Could you rewrite the records that follow, changing every "data-label" to "value-label" and keeping everything else the same, with the pictures left out?

--- START OF Recorded data ---

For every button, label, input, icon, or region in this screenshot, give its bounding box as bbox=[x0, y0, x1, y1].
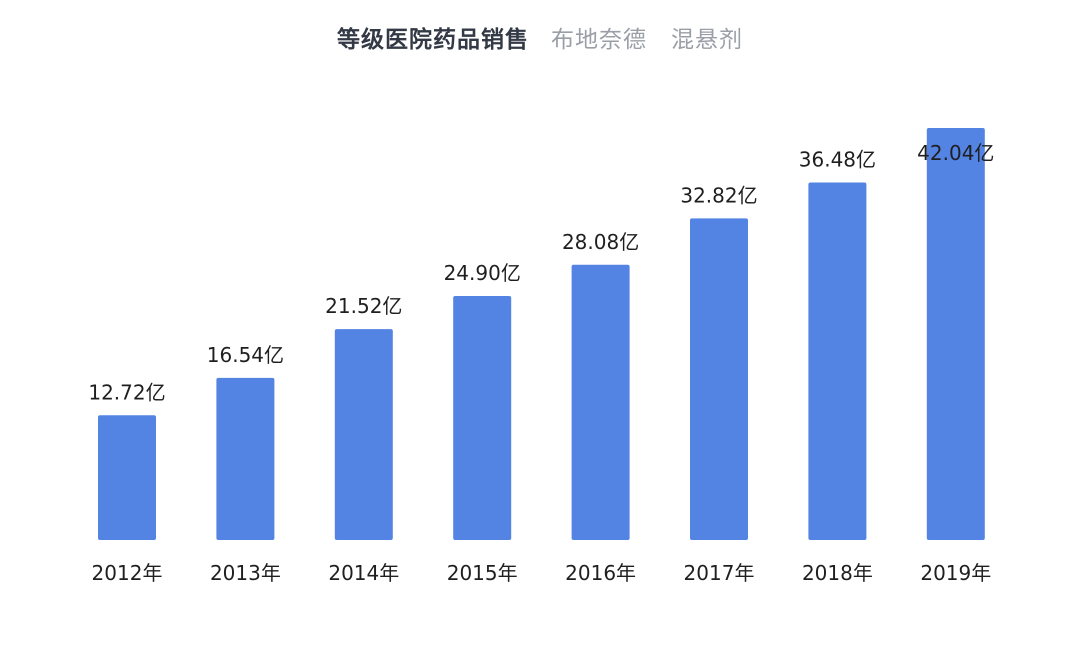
bar-2017年 bbox=[690, 218, 748, 540]
bar-2019年 bbox=[926, 128, 985, 540]
chart-title: 等级医院药品销售 布地奈德 混悬剂 bbox=[0, 20, 1080, 54]
bar-2012年 bbox=[98, 415, 156, 540]
bar-2014年 bbox=[334, 329, 393, 540]
x-tick-label-2015年: 2015年 bbox=[447, 561, 518, 585]
bar-2015年 bbox=[453, 296, 512, 540]
bar-2016年 bbox=[571, 264, 630, 540]
data-label-2012年: 12.72亿 bbox=[88, 380, 165, 404]
x-tick-label-2017年: 2017年 bbox=[684, 561, 755, 585]
x-tick-label-2019年: 2019年 bbox=[920, 561, 991, 585]
bar-2013年 bbox=[216, 377, 275, 540]
chart-title-subtitle: 布地奈德 混悬剂 bbox=[551, 27, 743, 53]
data-label-2014年: 21.52亿 bbox=[325, 294, 402, 318]
chart-title-main: 等级医院药品销售 bbox=[337, 27, 529, 53]
data-label-2016年: 28.08亿 bbox=[562, 230, 639, 254]
data-label-2015年: 24.90亿 bbox=[444, 261, 521, 285]
data-label-2013年: 16.54亿 bbox=[207, 343, 284, 367]
bar-2018年 bbox=[808, 182, 867, 540]
x-tick-label-2013年: 2013年 bbox=[210, 561, 281, 585]
x-tick-label-2012年: 2012年 bbox=[92, 561, 163, 585]
data-label-2019年: 42.04亿 bbox=[917, 141, 994, 165]
data-label-2018年: 36.48亿 bbox=[799, 148, 876, 172]
x-tick-label-2016年: 2016年 bbox=[565, 561, 636, 585]
x-tick-label-2014年: 2014年 bbox=[328, 561, 399, 585]
x-tick-label-2018年: 2018年 bbox=[802, 561, 873, 585]
data-label-2017年: 32.82亿 bbox=[680, 183, 757, 207]
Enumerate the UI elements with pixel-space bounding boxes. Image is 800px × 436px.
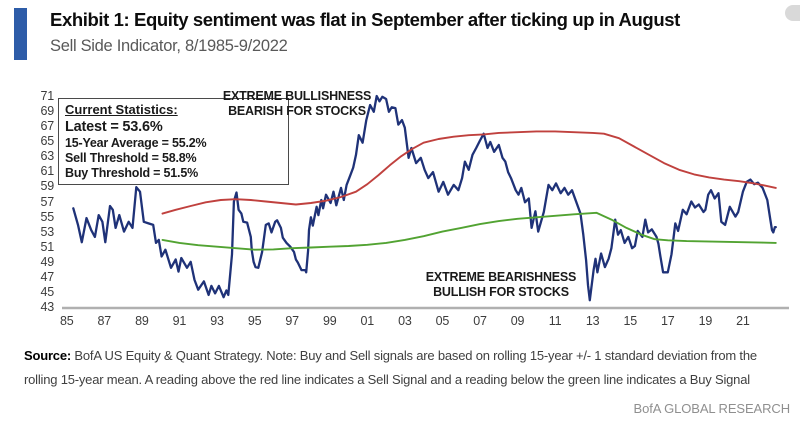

--- END OF Recorded data ---

◆ Written answer
For every button, label, input, icon, or region in this screenshot, give its bounding box as bbox=[x0, y0, x1, y1].
bar-2017年 bbox=[690, 218, 748, 540]
bar-2019年 bbox=[926, 128, 985, 540]
chart-title: 等级医院药品销售 布地奈德 混悬剂 bbox=[0, 20, 1080, 54]
bar-2012年 bbox=[98, 415, 156, 540]
bar-2014年 bbox=[334, 329, 393, 540]
x-tick-label-2015年: 2015年 bbox=[447, 561, 518, 585]
bar-2015年 bbox=[453, 296, 512, 540]
bar-2016年 bbox=[571, 264, 630, 540]
value-label-2012年: 12.72亿 bbox=[88, 380, 165, 404]
x-tick-label-2017年: 2017年 bbox=[684, 561, 755, 585]
x-tick-label-2019年: 2019年 bbox=[920, 561, 991, 585]
bar-2013年 bbox=[216, 377, 275, 540]
chart-title-subtitle: 布地奈德 混悬剂 bbox=[551, 27, 743, 53]
value-label-2014年: 21.52亿 bbox=[325, 294, 402, 318]
chart-title-main: 等级医院药品销售 bbox=[337, 27, 529, 53]
value-label-2016年: 28.08亿 bbox=[562, 230, 639, 254]
value-label-2015年: 24.90亿 bbox=[444, 261, 521, 285]
value-label-2013年: 16.54亿 bbox=[207, 343, 284, 367]
bar-2018年 bbox=[808, 182, 867, 540]
x-tick-label-2013年: 2013年 bbox=[210, 561, 281, 585]
x-tick-label-2012年: 2012年 bbox=[92, 561, 163, 585]
value-label-2019年: 42.04亿 bbox=[917, 141, 994, 165]
value-label-2018年: 36.48亿 bbox=[799, 148, 876, 172]
x-tick-label-2016年: 2016年 bbox=[565, 561, 636, 585]
x-tick-label-2014年: 2014年 bbox=[328, 561, 399, 585]
x-tick-label-2018年: 2018年 bbox=[802, 561, 873, 585]
value-label-2017年: 32.82亿 bbox=[680, 183, 757, 207]
Enumerate the UI elements with pixel-space bounding boxes. Image is 800px × 436px.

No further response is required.